→ Exercise description: Wherever the word "laws" appears in a line, extract that line.
[Start of Materials provided]
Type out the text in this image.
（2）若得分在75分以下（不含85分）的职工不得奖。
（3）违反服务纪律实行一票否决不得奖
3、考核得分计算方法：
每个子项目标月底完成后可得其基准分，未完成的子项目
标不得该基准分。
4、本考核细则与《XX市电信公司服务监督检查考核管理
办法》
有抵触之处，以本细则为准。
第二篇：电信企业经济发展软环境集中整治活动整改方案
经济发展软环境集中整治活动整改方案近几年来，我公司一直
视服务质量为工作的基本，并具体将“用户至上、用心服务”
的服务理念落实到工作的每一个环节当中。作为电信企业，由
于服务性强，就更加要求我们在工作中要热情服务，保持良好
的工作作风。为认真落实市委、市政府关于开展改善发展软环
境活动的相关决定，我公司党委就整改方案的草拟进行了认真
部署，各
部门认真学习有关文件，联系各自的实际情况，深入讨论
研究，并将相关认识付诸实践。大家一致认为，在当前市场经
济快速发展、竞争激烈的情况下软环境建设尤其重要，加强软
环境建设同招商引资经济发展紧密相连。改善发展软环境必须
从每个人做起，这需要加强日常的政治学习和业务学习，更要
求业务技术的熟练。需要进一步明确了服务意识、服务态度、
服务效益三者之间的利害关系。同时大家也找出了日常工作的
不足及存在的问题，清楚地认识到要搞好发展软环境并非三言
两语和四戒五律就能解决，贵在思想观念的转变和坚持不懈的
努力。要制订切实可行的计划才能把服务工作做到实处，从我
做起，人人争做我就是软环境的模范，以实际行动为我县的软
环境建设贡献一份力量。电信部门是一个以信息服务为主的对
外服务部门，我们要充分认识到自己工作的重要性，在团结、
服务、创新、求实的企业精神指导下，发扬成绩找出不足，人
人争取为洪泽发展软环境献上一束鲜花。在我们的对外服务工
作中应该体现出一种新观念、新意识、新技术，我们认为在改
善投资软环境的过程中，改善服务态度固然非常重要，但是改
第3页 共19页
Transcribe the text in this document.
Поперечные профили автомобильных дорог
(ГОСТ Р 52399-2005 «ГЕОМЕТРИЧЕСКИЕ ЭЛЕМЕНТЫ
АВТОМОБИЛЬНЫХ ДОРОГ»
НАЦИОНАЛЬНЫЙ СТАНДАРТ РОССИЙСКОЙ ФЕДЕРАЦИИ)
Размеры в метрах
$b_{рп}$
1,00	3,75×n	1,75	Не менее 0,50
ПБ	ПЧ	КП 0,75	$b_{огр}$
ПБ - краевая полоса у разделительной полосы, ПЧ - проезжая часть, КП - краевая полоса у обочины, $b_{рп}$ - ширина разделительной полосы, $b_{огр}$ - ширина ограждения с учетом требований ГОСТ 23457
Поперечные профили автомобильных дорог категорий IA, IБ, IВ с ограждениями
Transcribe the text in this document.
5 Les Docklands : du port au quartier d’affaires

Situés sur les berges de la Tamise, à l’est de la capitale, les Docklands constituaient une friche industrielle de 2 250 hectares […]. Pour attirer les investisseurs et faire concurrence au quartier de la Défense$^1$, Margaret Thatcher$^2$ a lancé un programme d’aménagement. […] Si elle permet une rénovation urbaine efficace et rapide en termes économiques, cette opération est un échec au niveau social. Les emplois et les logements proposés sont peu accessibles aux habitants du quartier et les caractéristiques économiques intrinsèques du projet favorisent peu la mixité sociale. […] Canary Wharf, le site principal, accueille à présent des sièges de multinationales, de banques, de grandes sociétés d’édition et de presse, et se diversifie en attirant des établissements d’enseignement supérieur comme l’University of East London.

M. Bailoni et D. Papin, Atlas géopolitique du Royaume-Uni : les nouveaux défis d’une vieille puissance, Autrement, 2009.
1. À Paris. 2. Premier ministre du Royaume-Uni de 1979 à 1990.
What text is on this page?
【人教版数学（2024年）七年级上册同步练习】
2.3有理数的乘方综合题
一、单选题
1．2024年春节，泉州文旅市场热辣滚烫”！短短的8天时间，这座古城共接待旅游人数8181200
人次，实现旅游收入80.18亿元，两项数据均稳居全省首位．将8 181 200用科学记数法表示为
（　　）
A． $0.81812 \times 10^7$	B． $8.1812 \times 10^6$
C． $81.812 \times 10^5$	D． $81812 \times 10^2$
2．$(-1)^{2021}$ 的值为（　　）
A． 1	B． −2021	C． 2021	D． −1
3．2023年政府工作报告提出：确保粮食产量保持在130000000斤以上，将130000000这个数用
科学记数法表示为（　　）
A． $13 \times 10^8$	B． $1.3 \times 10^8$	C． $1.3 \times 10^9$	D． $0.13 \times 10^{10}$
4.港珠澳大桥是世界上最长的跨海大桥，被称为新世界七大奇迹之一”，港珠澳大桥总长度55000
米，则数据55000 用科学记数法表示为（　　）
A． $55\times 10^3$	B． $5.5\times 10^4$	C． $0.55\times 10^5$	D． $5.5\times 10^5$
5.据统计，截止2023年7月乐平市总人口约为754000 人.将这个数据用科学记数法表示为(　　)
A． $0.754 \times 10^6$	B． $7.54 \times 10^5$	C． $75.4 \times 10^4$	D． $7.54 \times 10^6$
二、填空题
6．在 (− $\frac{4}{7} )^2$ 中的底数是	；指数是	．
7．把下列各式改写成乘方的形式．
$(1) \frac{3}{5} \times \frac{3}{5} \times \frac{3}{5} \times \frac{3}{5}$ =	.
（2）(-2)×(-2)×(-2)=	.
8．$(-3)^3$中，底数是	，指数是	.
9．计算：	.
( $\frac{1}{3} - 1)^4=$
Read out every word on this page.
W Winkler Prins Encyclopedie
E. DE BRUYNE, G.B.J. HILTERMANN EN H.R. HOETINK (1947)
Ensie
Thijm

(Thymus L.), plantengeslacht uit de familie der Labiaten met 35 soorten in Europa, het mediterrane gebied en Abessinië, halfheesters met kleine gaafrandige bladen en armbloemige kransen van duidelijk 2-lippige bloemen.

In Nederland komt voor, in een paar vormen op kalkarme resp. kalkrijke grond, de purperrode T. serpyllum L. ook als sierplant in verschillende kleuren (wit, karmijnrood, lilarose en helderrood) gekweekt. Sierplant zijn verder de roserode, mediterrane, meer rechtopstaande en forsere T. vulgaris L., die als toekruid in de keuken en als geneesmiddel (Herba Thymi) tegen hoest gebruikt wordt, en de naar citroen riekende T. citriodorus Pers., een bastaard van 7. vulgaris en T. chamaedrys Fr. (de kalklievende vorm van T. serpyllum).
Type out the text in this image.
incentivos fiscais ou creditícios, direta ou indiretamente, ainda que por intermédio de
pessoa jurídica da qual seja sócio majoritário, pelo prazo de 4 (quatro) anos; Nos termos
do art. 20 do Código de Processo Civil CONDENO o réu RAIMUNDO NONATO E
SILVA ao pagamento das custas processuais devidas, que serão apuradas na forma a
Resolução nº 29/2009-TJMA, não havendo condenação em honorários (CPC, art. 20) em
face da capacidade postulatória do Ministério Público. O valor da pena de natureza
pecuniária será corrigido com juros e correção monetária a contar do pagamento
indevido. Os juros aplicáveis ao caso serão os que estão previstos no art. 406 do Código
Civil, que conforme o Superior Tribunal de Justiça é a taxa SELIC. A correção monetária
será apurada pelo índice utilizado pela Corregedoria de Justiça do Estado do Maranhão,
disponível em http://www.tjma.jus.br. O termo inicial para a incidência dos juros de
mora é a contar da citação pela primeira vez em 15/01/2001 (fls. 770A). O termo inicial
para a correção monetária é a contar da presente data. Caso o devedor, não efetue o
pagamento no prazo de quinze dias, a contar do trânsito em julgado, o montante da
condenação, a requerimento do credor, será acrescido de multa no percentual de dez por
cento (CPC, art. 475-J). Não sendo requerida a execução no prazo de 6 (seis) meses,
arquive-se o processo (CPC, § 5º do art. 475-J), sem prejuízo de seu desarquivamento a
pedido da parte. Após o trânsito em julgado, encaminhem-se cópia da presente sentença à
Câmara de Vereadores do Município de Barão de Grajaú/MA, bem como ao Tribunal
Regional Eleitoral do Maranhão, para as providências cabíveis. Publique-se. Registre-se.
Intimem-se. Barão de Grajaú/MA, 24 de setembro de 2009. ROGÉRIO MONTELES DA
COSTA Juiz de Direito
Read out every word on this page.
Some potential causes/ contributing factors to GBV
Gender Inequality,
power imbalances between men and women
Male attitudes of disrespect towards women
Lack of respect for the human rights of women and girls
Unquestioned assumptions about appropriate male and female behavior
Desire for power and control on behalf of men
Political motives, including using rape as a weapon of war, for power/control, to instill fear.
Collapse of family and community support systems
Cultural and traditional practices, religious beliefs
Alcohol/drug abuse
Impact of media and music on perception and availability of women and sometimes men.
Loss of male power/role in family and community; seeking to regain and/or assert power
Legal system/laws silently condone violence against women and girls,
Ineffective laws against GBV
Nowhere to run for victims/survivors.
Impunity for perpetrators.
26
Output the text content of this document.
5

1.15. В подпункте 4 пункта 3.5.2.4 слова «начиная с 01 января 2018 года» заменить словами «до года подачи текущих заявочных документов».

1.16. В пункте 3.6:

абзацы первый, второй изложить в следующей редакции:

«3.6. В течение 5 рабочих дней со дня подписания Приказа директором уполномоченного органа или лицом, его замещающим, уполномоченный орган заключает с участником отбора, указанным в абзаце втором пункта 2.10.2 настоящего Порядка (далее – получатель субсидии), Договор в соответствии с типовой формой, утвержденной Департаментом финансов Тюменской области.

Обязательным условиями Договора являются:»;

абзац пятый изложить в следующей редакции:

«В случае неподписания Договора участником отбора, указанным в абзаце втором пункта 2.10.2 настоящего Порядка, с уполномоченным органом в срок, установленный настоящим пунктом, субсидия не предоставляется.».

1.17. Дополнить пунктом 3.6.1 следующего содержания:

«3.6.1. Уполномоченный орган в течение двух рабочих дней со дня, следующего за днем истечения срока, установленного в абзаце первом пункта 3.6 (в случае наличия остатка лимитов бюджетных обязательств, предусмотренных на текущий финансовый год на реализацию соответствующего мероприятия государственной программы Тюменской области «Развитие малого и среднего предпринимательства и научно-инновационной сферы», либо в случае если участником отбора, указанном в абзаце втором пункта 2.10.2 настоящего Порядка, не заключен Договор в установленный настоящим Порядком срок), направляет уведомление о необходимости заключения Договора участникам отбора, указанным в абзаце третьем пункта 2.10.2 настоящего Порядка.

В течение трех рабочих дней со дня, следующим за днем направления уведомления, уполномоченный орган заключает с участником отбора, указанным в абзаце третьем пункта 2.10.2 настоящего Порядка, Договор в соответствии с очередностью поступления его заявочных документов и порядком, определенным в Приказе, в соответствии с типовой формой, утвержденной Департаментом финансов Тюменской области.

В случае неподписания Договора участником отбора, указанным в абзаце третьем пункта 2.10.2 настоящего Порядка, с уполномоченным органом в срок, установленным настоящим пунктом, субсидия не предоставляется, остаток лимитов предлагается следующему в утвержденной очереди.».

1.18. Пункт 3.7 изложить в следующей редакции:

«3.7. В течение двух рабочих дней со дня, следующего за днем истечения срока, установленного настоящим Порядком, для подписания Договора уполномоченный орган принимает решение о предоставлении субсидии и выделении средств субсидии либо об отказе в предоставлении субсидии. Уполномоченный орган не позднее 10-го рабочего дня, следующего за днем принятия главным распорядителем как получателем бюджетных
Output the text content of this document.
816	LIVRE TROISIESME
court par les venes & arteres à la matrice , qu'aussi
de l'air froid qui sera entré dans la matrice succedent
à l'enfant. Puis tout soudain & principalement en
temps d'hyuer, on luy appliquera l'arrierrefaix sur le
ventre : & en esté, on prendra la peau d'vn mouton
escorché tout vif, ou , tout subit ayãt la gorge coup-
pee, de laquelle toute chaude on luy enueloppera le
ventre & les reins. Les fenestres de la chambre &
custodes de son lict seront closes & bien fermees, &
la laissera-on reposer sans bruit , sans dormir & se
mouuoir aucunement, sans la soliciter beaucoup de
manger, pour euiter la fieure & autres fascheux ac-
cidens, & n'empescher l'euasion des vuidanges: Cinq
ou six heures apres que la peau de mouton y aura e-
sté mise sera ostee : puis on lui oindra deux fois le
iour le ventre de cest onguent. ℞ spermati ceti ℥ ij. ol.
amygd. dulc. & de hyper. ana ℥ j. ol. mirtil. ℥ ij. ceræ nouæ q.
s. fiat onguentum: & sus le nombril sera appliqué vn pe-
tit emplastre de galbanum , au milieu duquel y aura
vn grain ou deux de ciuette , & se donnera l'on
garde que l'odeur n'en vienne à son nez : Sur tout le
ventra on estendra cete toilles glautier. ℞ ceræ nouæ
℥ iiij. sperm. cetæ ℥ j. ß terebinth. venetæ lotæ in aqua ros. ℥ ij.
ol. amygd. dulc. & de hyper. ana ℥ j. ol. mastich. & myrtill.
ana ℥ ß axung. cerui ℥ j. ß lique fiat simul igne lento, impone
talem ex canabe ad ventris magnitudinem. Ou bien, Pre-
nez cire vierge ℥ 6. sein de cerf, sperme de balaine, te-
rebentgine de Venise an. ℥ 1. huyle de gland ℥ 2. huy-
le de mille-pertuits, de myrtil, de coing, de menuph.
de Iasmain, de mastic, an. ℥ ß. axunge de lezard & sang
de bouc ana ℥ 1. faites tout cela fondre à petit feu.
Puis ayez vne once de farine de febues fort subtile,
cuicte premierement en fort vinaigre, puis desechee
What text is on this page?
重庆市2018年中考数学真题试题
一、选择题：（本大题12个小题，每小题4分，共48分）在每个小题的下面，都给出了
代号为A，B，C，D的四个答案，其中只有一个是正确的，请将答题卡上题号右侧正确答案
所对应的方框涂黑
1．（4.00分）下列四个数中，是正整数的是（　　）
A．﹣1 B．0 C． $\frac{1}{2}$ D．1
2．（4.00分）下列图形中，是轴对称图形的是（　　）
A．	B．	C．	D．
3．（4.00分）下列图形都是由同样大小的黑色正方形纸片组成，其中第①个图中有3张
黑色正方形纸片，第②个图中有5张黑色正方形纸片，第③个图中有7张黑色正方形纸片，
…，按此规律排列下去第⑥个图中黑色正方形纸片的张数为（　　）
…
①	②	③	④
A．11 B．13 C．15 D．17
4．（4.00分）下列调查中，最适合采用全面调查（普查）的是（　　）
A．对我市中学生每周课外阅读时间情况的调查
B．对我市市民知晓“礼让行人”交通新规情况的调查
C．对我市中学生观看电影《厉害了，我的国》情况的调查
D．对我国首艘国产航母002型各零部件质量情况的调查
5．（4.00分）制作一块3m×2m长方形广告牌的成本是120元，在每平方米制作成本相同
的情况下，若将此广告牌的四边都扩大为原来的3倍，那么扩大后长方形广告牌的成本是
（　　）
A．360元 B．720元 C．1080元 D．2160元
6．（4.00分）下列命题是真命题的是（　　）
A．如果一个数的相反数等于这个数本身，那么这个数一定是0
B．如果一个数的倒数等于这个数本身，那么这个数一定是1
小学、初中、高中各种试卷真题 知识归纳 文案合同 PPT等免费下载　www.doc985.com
[End of Materials provided]
→ The reply:
Legal system/laws silently condone violence against women and girls,
Ineffective laws against GBV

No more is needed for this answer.